── MATERIAL FOR THIS TASK
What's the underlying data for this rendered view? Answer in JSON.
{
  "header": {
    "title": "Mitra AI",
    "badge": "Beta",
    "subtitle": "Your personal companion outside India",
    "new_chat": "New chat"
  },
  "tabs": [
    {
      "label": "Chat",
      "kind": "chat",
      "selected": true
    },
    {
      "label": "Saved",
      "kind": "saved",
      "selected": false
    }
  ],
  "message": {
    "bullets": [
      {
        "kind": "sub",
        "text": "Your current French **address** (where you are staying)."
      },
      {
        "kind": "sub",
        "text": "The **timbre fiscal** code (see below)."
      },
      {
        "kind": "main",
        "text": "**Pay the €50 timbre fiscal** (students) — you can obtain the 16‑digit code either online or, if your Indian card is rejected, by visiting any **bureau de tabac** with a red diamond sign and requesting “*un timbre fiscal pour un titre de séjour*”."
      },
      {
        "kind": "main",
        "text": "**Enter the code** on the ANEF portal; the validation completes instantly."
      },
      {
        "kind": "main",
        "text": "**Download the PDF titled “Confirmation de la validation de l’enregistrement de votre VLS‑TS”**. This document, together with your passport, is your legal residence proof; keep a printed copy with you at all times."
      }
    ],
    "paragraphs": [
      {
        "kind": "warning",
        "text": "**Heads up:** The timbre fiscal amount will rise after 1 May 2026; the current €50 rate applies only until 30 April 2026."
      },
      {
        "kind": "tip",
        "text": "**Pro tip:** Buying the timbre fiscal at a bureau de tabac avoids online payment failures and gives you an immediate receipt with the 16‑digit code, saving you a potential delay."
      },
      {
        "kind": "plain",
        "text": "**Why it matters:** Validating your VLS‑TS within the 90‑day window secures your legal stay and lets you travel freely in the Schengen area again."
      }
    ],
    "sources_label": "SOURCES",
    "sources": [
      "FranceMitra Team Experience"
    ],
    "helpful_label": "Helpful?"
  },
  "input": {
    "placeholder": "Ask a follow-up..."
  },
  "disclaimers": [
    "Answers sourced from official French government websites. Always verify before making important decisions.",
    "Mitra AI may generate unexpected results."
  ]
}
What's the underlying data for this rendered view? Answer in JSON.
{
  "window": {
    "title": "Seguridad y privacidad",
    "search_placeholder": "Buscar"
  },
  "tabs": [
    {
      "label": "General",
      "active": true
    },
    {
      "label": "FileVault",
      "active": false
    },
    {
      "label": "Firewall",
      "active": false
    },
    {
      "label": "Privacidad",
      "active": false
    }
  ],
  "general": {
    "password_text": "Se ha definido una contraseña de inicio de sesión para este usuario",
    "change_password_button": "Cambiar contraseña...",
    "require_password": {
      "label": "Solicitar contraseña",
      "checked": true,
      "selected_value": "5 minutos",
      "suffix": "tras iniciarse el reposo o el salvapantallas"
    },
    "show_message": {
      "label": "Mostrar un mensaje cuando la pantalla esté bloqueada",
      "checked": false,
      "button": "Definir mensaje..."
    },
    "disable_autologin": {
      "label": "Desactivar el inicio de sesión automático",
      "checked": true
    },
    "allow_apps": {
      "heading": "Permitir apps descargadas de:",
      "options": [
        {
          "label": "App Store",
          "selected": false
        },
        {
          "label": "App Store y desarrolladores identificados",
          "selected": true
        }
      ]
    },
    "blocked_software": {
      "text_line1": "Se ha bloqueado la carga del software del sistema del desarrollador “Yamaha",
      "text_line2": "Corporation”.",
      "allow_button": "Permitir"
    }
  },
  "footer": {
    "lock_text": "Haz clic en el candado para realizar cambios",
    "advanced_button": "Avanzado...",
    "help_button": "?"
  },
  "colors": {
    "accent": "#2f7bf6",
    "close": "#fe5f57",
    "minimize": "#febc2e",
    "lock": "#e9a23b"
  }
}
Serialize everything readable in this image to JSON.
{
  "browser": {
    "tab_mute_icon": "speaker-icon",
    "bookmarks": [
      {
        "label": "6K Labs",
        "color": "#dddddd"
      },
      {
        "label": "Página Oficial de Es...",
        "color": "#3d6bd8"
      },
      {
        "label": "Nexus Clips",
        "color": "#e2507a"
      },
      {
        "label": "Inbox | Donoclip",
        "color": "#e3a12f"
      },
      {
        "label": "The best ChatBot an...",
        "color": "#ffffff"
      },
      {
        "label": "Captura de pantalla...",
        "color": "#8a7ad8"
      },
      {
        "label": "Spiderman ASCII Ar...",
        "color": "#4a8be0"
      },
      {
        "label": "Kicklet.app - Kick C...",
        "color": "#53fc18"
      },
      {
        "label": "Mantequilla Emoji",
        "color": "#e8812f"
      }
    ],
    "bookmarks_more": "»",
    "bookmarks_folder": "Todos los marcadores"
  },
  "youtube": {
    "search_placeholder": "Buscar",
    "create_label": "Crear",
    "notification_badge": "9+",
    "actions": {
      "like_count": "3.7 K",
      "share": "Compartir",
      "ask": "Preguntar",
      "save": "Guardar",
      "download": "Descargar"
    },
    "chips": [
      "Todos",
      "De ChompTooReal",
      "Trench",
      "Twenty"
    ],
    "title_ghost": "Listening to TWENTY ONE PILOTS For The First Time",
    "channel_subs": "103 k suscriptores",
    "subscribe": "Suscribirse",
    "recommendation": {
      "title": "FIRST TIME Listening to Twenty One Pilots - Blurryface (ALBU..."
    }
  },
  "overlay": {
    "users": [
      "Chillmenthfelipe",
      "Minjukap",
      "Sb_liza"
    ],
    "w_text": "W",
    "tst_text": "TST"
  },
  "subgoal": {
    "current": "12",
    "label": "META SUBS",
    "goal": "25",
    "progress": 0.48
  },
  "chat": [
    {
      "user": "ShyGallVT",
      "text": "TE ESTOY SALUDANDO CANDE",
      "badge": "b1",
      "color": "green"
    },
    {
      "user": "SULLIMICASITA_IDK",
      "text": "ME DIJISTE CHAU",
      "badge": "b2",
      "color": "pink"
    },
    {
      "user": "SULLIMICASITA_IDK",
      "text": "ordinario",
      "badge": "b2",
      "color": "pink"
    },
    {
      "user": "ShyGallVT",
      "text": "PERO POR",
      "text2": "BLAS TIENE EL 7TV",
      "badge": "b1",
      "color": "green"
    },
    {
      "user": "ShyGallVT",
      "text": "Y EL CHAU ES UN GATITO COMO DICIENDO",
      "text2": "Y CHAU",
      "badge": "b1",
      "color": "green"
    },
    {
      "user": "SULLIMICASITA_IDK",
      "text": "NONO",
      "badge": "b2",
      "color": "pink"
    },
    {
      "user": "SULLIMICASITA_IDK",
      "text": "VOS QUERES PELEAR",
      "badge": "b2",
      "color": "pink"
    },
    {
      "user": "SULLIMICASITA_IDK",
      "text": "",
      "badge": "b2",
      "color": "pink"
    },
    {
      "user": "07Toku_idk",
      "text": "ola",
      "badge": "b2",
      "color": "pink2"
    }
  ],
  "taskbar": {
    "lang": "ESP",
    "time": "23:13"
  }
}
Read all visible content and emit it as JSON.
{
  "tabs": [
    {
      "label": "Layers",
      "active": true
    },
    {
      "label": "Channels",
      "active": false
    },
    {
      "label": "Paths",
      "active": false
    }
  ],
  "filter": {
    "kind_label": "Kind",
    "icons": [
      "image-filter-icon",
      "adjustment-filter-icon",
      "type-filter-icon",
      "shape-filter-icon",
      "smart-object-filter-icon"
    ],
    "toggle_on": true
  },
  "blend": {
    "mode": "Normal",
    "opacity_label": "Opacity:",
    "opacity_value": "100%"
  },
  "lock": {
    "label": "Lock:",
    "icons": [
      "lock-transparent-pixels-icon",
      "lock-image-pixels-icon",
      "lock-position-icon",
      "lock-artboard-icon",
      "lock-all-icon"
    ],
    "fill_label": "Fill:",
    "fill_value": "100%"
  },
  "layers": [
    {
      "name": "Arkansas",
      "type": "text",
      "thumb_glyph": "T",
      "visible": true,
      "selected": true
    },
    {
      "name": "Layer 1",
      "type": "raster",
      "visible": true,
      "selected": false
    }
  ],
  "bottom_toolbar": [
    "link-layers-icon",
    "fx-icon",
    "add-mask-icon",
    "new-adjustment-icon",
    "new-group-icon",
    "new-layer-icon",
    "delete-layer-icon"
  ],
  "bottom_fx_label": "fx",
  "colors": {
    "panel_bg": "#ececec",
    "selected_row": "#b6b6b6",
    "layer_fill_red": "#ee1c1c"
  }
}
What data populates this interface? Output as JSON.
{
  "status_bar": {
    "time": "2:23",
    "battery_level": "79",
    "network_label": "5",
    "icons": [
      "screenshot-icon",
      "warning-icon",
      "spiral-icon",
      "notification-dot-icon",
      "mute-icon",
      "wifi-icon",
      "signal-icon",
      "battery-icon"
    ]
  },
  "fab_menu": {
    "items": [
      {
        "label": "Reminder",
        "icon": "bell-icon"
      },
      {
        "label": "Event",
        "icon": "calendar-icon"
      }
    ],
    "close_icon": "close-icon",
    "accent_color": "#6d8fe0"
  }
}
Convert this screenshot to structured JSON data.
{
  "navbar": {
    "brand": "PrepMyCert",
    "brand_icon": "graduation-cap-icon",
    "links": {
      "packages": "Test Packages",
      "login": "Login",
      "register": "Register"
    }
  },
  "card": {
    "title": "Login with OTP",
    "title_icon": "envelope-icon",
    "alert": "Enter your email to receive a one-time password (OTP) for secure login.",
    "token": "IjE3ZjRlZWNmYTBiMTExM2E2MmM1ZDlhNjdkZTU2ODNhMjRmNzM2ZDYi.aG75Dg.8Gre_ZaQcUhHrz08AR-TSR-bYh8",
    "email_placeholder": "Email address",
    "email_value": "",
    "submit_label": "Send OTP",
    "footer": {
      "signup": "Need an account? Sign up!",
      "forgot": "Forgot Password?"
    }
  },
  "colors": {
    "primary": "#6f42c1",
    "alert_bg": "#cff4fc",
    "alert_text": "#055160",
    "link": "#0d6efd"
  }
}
────
**THE PROBLEM:**
Extract, exactly, the lines above that begin at the line containing "Convert this screenshot" and end at the final line of the records; add no other text.

**SOLUTION BELOW:**
Convert this screenshot to structured JSON data.
{
  "navbar": {
    "brand": "PrepMyCert",
    "brand_icon": "graduation-cap-icon",
    "links": {
      "packages": "Test Packages",
      "login": "Login",
      "register": "Register"
    }
  },
  "card": {
    "title": "Login with OTP",
    "title_icon": "envelope-icon",
    "alert": "Enter your email to receive a one-time password (OTP) for secure login.",
    "token": "IjE3ZjRlZWNmYTBiMTExM2E2MmM1ZDlhNjdkZTU2ODNhMjRmNzM2ZDYi.aG75Dg.8Gre_ZaQcUhHrz08AR-TSR-bYh8",
    "email_placeholder": "Email address",
    "email_value": "",
    "submit_label": "Send OTP",
    "footer": {
      "signup": "Need an account? Sign up!",
      "forgot": "Forgot Password?"
    }
  },
  "colors": {
    "primary": "#6f42c1",
    "alert_bg": "#cff4fc",
    "alert_text": "#055160",
    "link": "#0d6efd"
  }
}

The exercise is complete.